_Excerpt provided:_
>> start
/*******************************************************************************
********************************************************************************

					INTRODUCTION TO STATA - FT 2021
						
							Matthias Krapf

			Copyright by Marcus Roller, University of Bern
			
********************************************************************************
********************************************************************************



CONTENT:
1. General Header
2. Import Data
3. Data Manipulation
4. Descriptive Statistics
5. Graphs
6. Regressions
7. General Ending




********************************************************************************
1. General Header
*******************************************************************************/


*Clear all memory
	clear all
	
*Set workspace to 1 Gigabyte (not necessary anymore)
	set mem 1g
	
*Turn more off - enables processing of do-file without stops
	set more off
	
*Set working directory
	cd "C:\Users\krapfm\Dropbox\Stata\"
>> end
_Provided material:_
>> start
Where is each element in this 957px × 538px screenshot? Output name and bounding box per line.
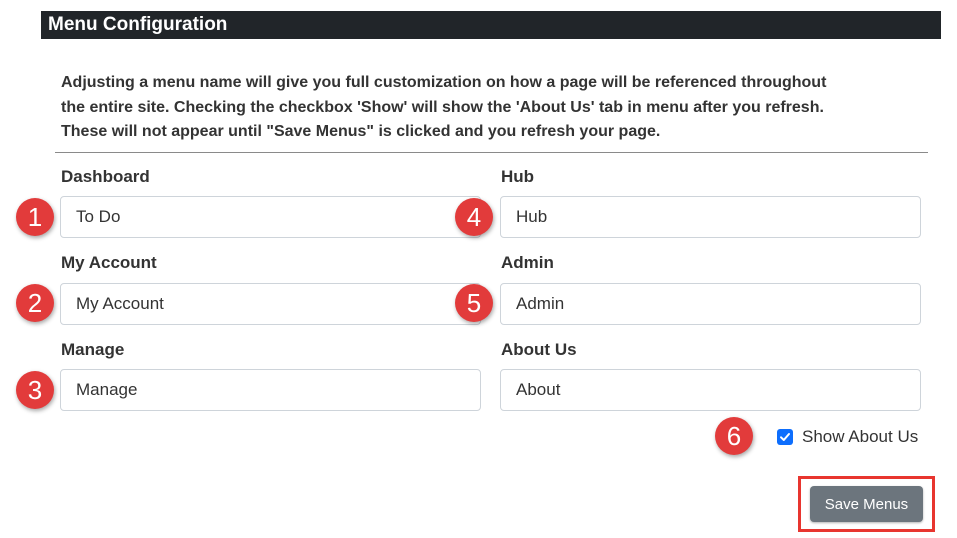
>> end
_Your instructions:_
Reproduce the Stata do-file above in full, with no changes.

_Response to this task:_
/*******************************************************************************
********************************************************************************

					INTRODUCTION TO STATA - FT 2021
						
							Matthias Krapf

			Copyright by Marcus Roller, University of Bern
			
********************************************************************************
********************************************************************************



CONTENT:
1. General Header
2. Import Data
3. Data Manipulation
4. Descriptive Statistics
5. Graphs
6. Regressions
7. General Ending




********************************************************************************
1. General Header
*******************************************************************************/


*Clear all memory
	clear all
	
*Set workspace to 1 Gigabyte (not necessary anymore)
	set mem 1g
	
*Turn more off - enables processing of do-file without stops
	set more off
	
*Set working directory
	cd "C:\Users\krapfm\Dropbox\Stata\"